>> start SUPPLIED DATA

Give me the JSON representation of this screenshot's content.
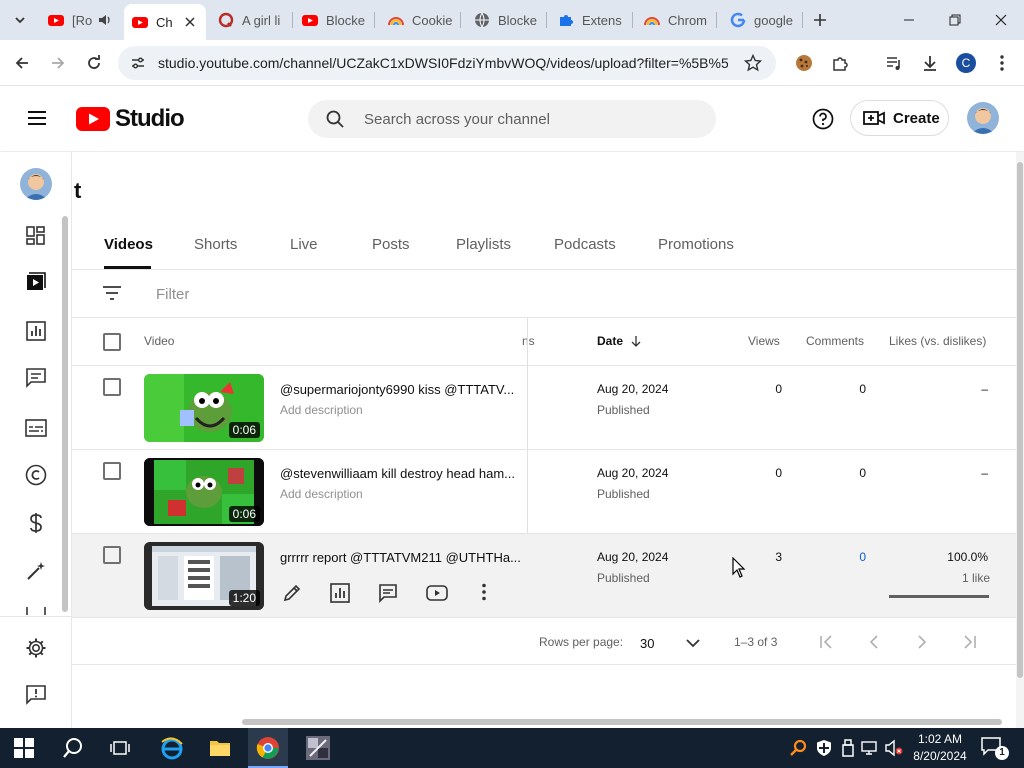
{
  "browser": {
    "tabs": [
      {
        "title": "[Ro",
        "favicon": "youtube-icon",
        "audio": true
      },
      {
        "title": "Ch",
        "favicon": "youtube-icon",
        "active": true
      },
      {
        "title": "A girl li",
        "favicon": "quora-icon"
      },
      {
        "title": "Blocke",
        "favicon": "youtube-icon"
      },
      {
        "title": "Cookie",
        "favicon": "rainbow-icon"
      },
      {
        "title": "Blocke",
        "favicon": "globe-icon"
      },
      {
        "title": "Extens",
        "favicon": "puzzle-icon"
      },
      {
        "title": "Chrom",
        "favicon": "rainbow-icon"
      },
      {
        "title": "google",
        "favicon": "google-icon"
      }
    ],
    "url": "studio.youtube.com/channel/UCZakC1xDWSI0FdziYmbvWOQ/videos/upload?filter=%5B%5...",
    "profile_initial": "C"
  },
  "studio": {
    "logo_text": "Studio",
    "search_placeholder": "Search across your channel",
    "create_label": "Create",
    "page_title_fragment": "t",
    "tabs": [
      "Videos",
      "Shorts",
      "Live",
      "Posts",
      "Playlists",
      "Podcasts",
      "Promotions"
    ],
    "filter_placeholder": "Filter",
    "columns": {
      "video": "Video",
      "hidden_fragment": "ns",
      "date": "Date",
      "views": "Views",
      "comments": "Comments",
      "likes": "Likes (vs. dislikes)"
    },
    "rows": [
      {
        "title": "@supermariojonty6990 kiss @TTTATV...",
        "description": "Add description",
        "duration": "0:06",
        "date": "Aug 20, 2024",
        "status": "Published",
        "views": "0",
        "comments": "0",
        "likes": "–"
      },
      {
        "title": "@stevenwilliaam kill destroy head ham...",
        "description": "Add description",
        "duration": "0:06",
        "date": "Aug 20, 2024",
        "status": "Published",
        "views": "0",
        "comments": "0",
        "likes": "–"
      },
      {
        "title": "grrrrr report @TTTATVM211 @UTHTHa...",
        "description": "",
        "duration": "1:20",
        "date": "Aug 20, 2024",
        "status": "Published",
        "views": "3",
        "comments": "0",
        "likes": "100.0%",
        "likes_sub": "1 like",
        "likes_ratio": 1.0
      }
    ],
    "pagination": {
      "rows_per_page_label": "Rows per page:",
      "rows_per_page": "30",
      "range": "1–3 of 3"
    }
  },
  "taskbar": {
    "time": "1:02 AM",
    "date": "8/20/2024",
    "notification_count": "1"
  },
  "colors": {
    "youtube_red": "#ff0000",
    "accent_blue": "#065fd4",
    "taskbar": "#13202f",
    "tabstrip": "#dfe6f0"
  }
}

>> end SUPPLIED DATA

▸ DIRECTIONS FOR THIS TASK:
Leave out the pictures and retype every line above exactly.

▸ OUTPUT OF THE EXERCISE:
Give me the JSON representation of this screenshot's content.
{
  "browser": {
    "tabs": [
      {
        "title": "[Ro",
        "favicon": "youtube-icon",
        "audio": true
      },
      {
        "title": "Ch",
        "favicon": "youtube-icon",
        "active": true
      },
      {
        "title": "A girl li",
        "favicon": "quora-icon"
      },
      {
        "title": "Blocke",
        "favicon": "youtube-icon"
      },
      {
        "title": "Cookie",
        "favicon": "rainbow-icon"
      },
      {
        "title": "Blocke",
        "favicon": "globe-icon"
      },
      {
        "title": "Extens",
        "favicon": "puzzle-icon"
      },
      {
        "title": "Chrom",
        "favicon": "rainbow-icon"
      },
      {
        "title": "google",
        "favicon": "google-icon"
      }
    ],
    "url": "studio.youtube.com/channel/UCZakC1xDWSI0FdziYmbvWOQ/videos/upload?filter=%5B%5...",
    "profile_initial": "C"
  },
  "studio": {
    "logo_text": "Studio",
    "search_placeholder": "Search across your channel",
    "create_label": "Create",
    "page_title_fragment": "t",
    "tabs": [
      "Videos",
      "Shorts",
      "Live",
      "Posts",
      "Playlists",
      "Podcasts",
      "Promotions"
    ],
    "filter_placeholder": "Filter",
    "columns": {
      "video": "Video",
      "hidden_fragment": "ns",
      "date": "Date",
      "views": "Views",
      "comments": "Comments",
      "likes": "Likes (vs. dislikes)"
    },
    "rows": [
      {
        "title": "@supermariojonty6990 kiss @TTTATV...",
        "description": "Add description",
        "duration": "0:06",
        "date": "Aug 20, 2024",
        "status": "Published",
        "views": "0",
        "comments": "0",
        "likes": "–"
      },
      {
        "title": "@stevenwilliaam kill destroy head ham...",
        "description": "Add description",
        "duration": "0:06",
        "date": "Aug 20, 2024",
        "status": "Published",
        "views": "0",
        "comments": "0",
        "likes": "–"
      },
      {
        "title": "grrrrr report @TTTATVM211 @UTHTHa...",
        "description": "",
        "duration": "1:20",
        "date": "Aug 20, 2024",
        "status": "Published",
        "views": "3",
        "comments": "0",
        "likes": "100.0%",
        "likes_sub": "1 like",
        "likes_ratio": 1.0
      }
    ],
    "pagination": {
      "rows_per_page_label": "Rows per page:",
      "rows_per_page": "30",
      "range": "1–3 of 3"
    }
  },
  "taskbar": {
    "time": "1:02 AM",
    "date": "8/20/2024",
    "notification_count": "1"
  },
  "colors": {
    "youtube_red": "#ff0000",
    "accent_blue": "#065fd4",
    "taskbar": "#13202f",
    "tabstrip": "#dfe6f0"
  }
}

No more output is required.